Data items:
*-*-*

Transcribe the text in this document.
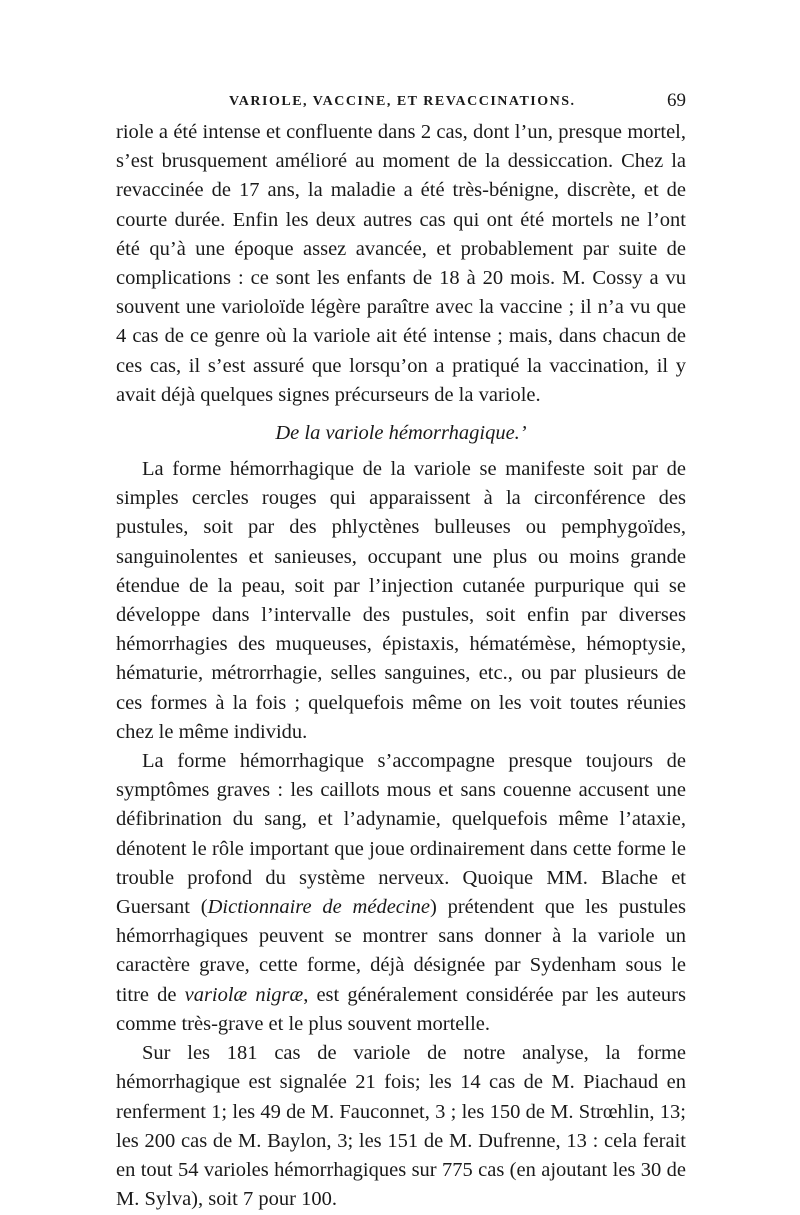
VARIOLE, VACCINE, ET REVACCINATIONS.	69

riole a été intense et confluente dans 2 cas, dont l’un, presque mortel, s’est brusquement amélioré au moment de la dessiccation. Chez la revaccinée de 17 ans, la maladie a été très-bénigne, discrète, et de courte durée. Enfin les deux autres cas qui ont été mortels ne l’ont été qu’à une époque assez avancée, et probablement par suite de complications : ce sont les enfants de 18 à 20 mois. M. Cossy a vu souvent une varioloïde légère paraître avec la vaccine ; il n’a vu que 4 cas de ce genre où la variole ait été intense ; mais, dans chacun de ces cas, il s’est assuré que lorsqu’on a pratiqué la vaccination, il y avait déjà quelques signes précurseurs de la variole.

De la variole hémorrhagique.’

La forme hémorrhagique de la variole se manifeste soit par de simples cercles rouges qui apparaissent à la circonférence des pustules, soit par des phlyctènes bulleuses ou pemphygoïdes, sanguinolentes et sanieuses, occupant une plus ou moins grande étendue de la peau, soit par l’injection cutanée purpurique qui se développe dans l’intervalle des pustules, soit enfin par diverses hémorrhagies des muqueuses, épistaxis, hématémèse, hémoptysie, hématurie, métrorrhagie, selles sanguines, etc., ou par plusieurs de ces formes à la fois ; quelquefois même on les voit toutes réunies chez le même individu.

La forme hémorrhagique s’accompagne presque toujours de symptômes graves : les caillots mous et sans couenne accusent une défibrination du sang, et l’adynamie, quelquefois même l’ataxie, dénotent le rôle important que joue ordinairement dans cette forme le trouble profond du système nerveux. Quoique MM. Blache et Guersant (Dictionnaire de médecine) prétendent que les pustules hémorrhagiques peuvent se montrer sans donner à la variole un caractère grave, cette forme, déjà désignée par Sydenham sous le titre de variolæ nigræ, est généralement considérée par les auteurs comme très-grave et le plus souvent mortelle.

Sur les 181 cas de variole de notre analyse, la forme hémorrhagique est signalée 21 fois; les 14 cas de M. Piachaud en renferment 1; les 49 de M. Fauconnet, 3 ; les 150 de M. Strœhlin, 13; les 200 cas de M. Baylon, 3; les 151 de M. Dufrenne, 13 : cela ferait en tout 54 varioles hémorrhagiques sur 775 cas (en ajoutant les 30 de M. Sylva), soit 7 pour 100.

*-*-*

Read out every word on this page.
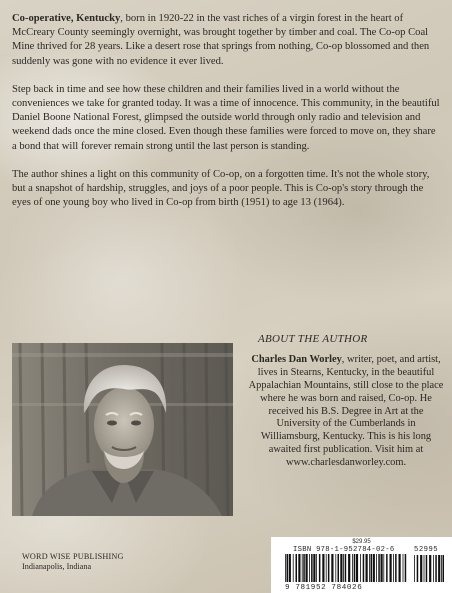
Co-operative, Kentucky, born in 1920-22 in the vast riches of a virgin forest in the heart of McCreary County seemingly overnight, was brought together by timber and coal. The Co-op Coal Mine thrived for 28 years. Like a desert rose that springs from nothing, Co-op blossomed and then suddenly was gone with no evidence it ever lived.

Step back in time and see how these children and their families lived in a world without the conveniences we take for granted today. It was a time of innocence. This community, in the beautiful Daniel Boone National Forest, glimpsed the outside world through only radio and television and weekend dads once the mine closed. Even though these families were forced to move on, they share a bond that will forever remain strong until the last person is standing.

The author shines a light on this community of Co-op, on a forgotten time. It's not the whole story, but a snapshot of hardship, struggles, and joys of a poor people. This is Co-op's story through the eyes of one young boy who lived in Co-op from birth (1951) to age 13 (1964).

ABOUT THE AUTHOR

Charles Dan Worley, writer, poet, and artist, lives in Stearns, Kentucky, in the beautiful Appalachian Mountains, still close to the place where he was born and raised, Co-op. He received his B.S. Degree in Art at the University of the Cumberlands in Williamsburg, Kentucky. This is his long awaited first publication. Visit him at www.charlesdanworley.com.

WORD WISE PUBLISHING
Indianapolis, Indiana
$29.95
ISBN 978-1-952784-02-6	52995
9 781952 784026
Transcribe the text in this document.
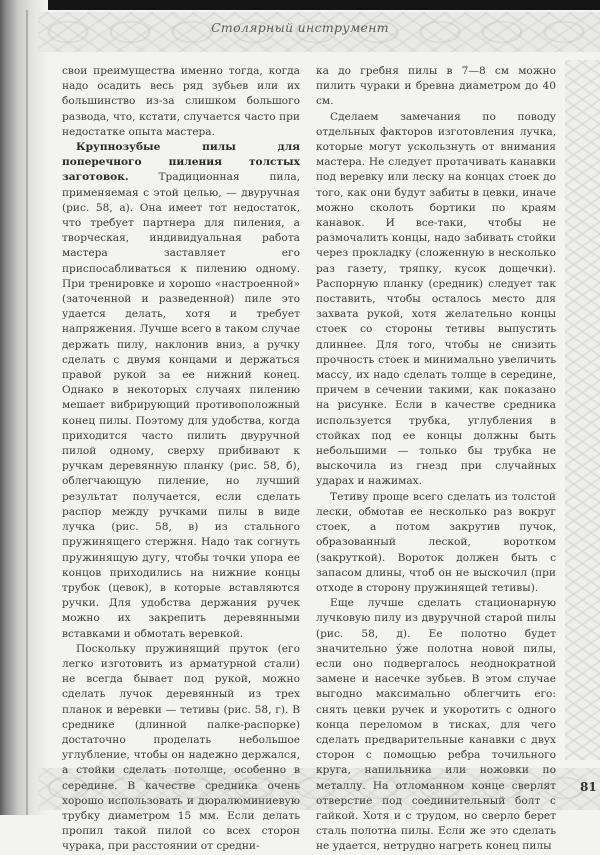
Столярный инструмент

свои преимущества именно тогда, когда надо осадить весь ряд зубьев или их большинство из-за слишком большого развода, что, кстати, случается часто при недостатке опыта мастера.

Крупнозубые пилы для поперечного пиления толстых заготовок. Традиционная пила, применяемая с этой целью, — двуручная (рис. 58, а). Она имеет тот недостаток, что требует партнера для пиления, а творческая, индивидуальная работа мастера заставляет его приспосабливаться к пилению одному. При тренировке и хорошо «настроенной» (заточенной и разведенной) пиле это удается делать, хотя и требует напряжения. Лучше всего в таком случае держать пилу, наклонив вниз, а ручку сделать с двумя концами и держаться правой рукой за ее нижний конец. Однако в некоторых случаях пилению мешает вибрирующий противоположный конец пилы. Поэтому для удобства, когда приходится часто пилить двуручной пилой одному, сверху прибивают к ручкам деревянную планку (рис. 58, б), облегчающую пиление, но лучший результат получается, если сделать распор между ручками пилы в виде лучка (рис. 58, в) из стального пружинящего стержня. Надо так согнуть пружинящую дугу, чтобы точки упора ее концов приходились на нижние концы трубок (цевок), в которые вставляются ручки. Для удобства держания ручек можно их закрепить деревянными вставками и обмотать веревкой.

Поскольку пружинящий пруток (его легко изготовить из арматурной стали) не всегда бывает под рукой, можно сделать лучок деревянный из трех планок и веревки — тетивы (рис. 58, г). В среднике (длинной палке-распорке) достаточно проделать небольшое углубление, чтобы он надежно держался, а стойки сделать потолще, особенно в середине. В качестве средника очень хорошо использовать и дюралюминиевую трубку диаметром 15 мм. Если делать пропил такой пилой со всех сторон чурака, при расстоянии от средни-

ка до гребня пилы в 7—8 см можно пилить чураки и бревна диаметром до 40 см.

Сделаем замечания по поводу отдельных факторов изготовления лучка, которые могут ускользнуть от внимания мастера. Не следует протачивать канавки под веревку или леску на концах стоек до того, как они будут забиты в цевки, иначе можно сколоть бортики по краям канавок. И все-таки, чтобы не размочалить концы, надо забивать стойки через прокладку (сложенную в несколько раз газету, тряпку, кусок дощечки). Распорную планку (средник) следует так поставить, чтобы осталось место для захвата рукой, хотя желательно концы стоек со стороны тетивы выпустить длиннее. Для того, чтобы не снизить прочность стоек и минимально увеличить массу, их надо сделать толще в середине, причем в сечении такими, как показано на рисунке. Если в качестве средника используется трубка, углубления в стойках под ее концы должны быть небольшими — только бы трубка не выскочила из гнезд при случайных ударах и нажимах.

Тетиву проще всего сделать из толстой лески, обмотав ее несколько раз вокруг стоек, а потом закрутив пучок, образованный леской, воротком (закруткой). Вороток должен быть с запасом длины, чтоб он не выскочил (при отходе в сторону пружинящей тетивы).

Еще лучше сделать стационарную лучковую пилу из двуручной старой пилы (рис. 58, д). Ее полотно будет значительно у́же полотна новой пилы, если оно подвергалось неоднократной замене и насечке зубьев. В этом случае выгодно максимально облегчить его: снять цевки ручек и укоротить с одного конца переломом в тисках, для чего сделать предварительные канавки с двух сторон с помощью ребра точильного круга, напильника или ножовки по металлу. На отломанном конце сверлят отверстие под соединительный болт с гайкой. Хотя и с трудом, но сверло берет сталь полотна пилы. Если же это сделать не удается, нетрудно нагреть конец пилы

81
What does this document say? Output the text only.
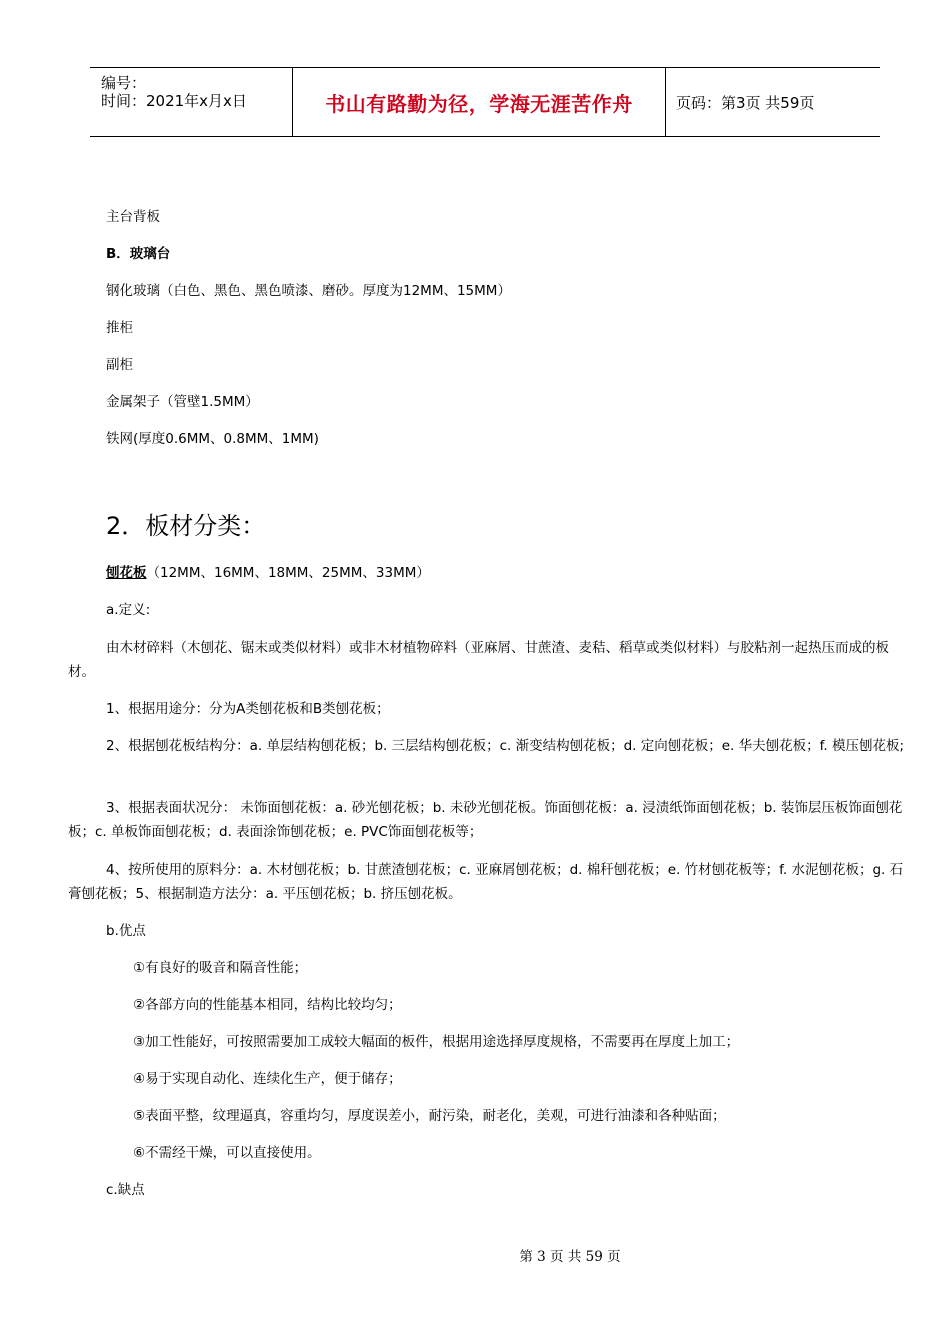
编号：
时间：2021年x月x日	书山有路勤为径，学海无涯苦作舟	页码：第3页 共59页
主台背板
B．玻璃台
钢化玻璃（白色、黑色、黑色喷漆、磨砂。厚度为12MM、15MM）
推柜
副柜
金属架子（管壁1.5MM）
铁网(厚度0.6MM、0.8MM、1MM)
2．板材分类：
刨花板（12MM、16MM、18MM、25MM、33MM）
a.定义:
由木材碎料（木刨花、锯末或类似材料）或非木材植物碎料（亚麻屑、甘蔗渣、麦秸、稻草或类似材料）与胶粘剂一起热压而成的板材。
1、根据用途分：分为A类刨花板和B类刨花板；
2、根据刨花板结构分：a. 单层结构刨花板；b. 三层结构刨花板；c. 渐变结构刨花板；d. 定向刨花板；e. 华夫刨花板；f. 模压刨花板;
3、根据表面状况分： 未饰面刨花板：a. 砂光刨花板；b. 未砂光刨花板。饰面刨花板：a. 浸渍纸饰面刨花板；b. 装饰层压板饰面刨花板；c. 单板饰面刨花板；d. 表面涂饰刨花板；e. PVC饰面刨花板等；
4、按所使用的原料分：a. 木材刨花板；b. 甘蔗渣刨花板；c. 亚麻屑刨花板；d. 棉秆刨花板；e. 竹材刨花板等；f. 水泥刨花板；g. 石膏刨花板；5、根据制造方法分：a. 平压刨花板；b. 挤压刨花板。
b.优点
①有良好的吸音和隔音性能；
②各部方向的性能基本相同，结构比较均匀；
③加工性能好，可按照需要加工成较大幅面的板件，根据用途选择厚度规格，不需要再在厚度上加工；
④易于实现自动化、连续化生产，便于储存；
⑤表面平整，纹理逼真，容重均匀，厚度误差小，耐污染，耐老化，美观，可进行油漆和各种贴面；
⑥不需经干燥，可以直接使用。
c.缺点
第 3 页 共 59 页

*-*-*

In the entries above, find each line with the word "стоек" and copy it.

Сделаем замечания по поводу отдельных факторов изготовления лучка, которые могут ускользнуть от внимания мастера. Не следует протачивать канавки под веревку или леску на концах стоек до того, как они будут забиты в цевки, иначе можно сколоть бортики по краям канавок. И все-таки, чтобы не размочалить концы, надо забивать стойки через прокладку (сложенную в несколько раз газету, тряпку, кусок дощечки). Распорную планку (средник) следует так поставить, чтобы осталось место для захвата рукой, хотя желательно концы стоек со стороны тетивы выпустить длиннее. Для того, чтобы не снизить прочность стоек и минимально увеличить массу, их надо сделать толще в середине, причем в сечении такими, как показано на рисунке. Если в качестве средника используется трубка, углубления в стойках под ее концы должны быть небольшими — только бы трубка не выскочила из гнезд при случайных ударах и нажимах.
Тетиву проще всего сделать из толстой лески, обмотав ее несколько раз вокруг стоек, а потом закрутив пучок, образованный леской, воротком (закруткой). Вороток должен быть с запасом длины, чтоб он не выскочил (при отходе в сторону пружинящей тетивы).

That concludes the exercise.